→ **Stored data**
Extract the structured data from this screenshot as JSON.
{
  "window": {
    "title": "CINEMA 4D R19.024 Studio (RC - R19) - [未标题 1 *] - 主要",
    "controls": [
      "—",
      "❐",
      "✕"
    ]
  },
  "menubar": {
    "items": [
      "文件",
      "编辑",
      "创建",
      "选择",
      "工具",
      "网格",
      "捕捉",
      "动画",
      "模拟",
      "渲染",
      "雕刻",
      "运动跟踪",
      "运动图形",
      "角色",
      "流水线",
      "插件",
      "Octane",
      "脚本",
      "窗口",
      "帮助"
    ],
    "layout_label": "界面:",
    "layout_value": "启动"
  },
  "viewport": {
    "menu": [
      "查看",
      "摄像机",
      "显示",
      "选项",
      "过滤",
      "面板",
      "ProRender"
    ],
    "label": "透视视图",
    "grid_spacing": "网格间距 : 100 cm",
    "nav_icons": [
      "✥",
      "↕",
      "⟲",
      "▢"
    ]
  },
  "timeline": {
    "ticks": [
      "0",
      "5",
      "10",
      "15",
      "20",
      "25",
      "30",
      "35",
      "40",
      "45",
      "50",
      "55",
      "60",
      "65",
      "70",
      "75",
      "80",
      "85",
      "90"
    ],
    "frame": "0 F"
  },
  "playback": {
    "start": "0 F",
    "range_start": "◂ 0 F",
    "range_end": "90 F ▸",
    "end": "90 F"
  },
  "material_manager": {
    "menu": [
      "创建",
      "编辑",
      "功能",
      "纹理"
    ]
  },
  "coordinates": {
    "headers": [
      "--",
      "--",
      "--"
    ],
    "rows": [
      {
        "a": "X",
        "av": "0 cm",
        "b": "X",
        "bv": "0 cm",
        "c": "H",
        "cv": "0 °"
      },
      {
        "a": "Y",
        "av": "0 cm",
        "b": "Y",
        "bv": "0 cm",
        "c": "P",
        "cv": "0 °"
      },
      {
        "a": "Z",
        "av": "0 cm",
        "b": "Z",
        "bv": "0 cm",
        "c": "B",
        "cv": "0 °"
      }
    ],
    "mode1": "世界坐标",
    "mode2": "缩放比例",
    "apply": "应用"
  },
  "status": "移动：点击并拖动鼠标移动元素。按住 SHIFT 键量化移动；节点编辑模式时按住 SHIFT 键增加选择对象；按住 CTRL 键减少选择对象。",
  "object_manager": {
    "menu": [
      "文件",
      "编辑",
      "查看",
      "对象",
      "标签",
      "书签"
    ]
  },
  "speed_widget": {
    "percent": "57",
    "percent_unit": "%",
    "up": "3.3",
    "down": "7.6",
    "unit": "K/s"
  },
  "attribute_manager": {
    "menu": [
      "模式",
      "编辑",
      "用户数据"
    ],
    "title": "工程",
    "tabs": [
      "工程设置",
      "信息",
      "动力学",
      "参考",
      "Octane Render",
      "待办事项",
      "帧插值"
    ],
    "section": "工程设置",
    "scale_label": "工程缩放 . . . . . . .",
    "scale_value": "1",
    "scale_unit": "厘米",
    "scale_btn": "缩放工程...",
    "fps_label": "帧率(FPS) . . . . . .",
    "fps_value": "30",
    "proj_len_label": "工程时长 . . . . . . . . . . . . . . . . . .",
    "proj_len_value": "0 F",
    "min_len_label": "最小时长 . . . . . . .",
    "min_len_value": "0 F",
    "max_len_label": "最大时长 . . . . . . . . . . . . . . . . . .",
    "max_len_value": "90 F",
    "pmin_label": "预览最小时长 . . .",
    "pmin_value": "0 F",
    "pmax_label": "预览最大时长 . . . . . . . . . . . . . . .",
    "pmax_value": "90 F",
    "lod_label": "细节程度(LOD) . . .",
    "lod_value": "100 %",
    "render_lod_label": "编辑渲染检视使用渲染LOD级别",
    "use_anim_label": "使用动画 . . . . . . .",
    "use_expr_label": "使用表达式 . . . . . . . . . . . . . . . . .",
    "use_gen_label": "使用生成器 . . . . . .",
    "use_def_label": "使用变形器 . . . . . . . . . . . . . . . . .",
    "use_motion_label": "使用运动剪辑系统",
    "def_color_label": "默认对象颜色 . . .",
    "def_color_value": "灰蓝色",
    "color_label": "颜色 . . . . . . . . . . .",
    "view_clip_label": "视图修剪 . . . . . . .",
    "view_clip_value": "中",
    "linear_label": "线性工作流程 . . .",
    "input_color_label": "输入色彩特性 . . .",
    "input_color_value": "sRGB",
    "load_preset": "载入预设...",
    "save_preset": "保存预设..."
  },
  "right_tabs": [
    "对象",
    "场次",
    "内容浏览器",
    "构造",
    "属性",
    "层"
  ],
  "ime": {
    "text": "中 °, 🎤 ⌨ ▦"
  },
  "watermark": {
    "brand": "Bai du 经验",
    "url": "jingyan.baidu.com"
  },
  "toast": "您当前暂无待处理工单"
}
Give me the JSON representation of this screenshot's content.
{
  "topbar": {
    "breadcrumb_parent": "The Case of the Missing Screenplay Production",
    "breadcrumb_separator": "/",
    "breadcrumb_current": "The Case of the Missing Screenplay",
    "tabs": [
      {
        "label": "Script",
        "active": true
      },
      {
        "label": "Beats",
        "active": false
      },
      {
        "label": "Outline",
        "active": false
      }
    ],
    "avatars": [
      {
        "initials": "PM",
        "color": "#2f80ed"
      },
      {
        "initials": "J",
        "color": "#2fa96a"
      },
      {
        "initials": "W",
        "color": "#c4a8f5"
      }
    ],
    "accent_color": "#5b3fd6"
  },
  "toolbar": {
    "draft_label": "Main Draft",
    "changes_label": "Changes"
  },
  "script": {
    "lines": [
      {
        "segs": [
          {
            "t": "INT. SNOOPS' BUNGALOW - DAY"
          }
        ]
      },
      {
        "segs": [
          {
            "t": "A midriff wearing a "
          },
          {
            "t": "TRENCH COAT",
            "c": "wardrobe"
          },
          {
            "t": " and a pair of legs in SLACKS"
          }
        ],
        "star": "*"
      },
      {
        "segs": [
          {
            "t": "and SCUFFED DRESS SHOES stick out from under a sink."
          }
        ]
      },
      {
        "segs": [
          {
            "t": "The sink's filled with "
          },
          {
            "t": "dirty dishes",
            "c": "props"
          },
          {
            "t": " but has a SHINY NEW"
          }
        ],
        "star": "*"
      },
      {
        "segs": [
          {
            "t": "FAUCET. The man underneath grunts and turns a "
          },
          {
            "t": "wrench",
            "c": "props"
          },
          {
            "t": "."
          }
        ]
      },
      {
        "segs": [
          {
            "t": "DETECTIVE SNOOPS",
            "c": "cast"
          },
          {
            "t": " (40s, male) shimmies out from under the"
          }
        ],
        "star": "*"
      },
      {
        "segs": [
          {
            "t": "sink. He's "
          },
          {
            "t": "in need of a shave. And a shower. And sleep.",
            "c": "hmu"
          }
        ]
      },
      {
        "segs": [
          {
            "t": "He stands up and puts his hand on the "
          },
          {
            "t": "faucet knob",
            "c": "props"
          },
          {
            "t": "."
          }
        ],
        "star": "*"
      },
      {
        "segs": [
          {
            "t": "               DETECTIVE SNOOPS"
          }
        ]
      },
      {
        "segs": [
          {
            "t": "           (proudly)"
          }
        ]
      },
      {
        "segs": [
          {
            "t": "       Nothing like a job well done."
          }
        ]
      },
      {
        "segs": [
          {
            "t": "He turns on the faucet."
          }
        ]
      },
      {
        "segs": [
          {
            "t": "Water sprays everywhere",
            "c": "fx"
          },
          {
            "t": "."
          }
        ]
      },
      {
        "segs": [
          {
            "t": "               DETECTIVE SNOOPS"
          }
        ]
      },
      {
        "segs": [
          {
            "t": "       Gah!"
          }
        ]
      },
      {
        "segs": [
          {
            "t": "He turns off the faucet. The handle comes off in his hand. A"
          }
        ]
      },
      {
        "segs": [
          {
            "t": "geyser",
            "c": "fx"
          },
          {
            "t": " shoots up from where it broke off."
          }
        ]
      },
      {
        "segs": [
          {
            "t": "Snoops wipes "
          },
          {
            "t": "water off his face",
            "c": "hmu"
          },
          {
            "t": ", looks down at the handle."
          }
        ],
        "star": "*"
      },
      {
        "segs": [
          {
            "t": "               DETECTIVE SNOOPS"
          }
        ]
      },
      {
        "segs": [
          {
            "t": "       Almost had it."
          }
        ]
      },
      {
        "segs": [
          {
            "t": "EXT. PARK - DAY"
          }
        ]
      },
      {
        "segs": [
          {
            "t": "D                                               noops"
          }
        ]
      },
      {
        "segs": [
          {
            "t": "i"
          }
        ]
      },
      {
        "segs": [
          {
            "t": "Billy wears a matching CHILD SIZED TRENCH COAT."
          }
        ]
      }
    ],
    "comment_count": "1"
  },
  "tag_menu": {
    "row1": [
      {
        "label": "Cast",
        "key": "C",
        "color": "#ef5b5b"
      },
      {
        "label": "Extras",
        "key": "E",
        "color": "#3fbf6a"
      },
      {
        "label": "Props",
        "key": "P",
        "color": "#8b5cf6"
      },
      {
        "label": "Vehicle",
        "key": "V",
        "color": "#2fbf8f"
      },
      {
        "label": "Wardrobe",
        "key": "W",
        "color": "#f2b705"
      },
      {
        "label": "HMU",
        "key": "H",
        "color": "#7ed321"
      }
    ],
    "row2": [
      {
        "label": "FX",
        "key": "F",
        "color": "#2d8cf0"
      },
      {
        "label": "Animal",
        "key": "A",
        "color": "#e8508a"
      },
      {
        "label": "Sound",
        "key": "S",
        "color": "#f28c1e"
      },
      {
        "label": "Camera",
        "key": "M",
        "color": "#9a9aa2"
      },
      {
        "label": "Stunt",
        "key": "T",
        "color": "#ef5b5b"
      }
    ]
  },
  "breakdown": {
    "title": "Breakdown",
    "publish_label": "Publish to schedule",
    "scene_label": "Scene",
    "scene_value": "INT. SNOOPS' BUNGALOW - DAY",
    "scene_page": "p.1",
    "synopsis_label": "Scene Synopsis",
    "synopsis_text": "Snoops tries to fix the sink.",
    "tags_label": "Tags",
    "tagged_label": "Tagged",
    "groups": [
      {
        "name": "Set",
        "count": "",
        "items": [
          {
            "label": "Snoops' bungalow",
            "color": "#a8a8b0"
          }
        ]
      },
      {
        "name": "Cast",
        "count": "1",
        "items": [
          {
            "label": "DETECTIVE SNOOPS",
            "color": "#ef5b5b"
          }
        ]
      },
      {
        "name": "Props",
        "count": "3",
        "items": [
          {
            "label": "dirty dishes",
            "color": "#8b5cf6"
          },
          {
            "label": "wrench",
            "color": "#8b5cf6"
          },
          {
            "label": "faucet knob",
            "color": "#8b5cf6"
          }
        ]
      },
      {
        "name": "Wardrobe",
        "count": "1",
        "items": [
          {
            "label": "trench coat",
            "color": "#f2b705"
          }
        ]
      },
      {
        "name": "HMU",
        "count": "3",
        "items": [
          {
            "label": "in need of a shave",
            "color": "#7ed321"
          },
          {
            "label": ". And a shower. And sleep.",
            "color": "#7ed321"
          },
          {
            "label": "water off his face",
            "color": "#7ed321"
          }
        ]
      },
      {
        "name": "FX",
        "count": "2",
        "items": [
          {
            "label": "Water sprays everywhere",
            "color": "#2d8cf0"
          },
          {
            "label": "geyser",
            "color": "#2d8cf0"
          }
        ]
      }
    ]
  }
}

→ **GIVEN EXERCISE**
Check each line of the entries above, and show every one holding the word "screenshot".

→ **WRITTEN ANSWER**
Extract the structured data from this screenshot as JSON.
Give me the JSON representation of this screenshot's content.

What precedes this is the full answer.